> [ENTRIES]:
-- Begin --
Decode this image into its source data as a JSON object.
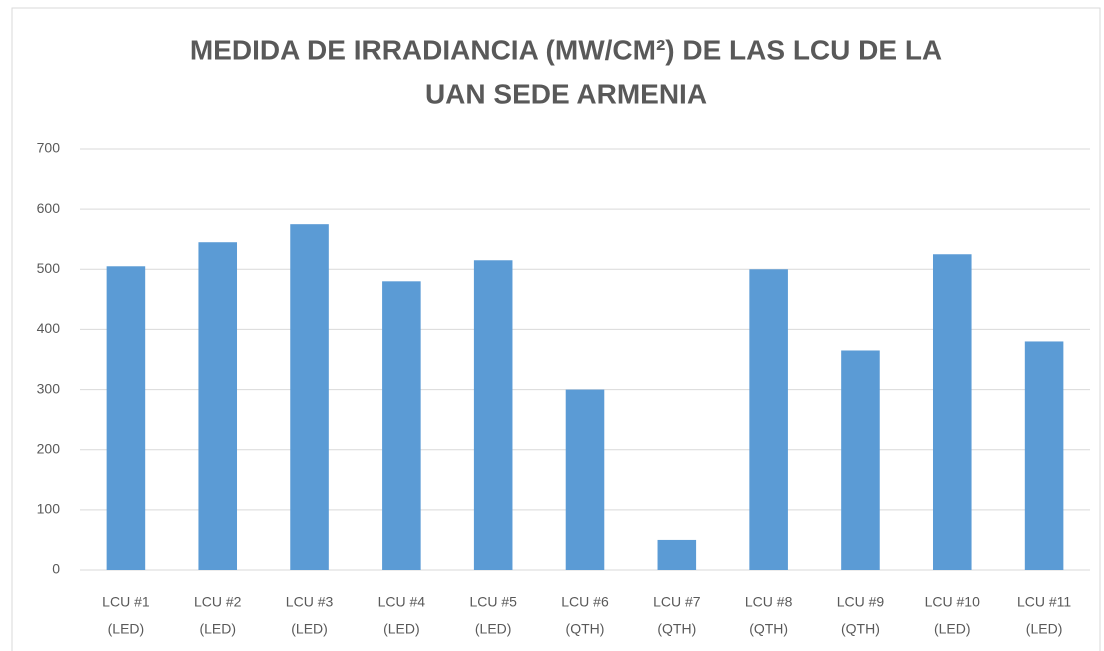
{
  "chart_data": {
    "type": "bar",
    "title": [
      "MEDIDA DE IRRADIANCIA (MW/CM²) DE LAS LCU DE LA",
      "UAN SEDE ARMENIA"
    ],
    "categories": [
      [
        "LCU #1",
        "(LED)"
      ],
      [
        "LCU #2",
        "(LED)"
      ],
      [
        "LCU #3",
        "(LED)"
      ],
      [
        "LCU #4",
        "(LED)"
      ],
      [
        "LCU #5",
        "(LED)"
      ],
      [
        "LCU #6",
        "(QTH)"
      ],
      [
        "LCU #7",
        "(QTH)"
      ],
      [
        "LCU #8",
        "(QTH)"
      ],
      [
        "LCU #9",
        "(QTH)"
      ],
      [
        "LCU #10",
        "(LED)"
      ],
      [
        "LCU #11",
        "(LED)"
      ]
    ],
    "values": [
      505,
      545,
      575,
      480,
      515,
      300,
      50,
      500,
      365,
      525,
      380
    ],
    "color": "#5b9bd5",
    "ylim": [
      0,
      700
    ],
    "yticks": [
      0,
      100,
      200,
      300,
      400,
      500,
      600,
      700
    ],
    "grid": true
  }
}
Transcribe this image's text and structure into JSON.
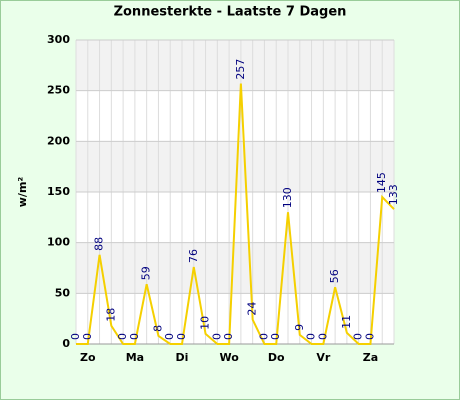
{
  "chart_data": {
    "type": "line",
    "title": "Zonnesterkte - Laatste 7 Dagen",
    "y_label": "w/m²",
    "categories": [
      null,
      "Zo",
      null,
      null,
      null,
      "Ma",
      null,
      null,
      null,
      "Di",
      null,
      null,
      null,
      "Wo",
      null,
      null,
      null,
      "Do",
      null,
      null,
      null,
      "Vr",
      null,
      null,
      null,
      "Za",
      null,
      null
    ],
    "series": [
      {
        "name": "Zonnesterkte",
        "color": "#f5d000",
        "values": [
          0,
          0,
          88,
          18,
          0,
          0,
          59,
          8,
          0,
          0,
          76,
          10,
          0,
          0,
          257,
          24,
          0,
          0,
          130,
          9,
          0,
          0,
          56,
          11,
          0,
          0,
          145,
          133
        ]
      }
    ],
    "ylim": [
      0,
      300
    ],
    "yticks": [
      0,
      50,
      100,
      150,
      200,
      250,
      300
    ],
    "grid": true
  }
}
-- End --
> [TASK PROMPT]:
Go through the listing above and list every line that has the word "Zonnesterkte".

> [OUTPUT BELOW]:
    "title": "Zonnesterkte - Laatste 7 Dagen",
        "name": "Zonnesterkte",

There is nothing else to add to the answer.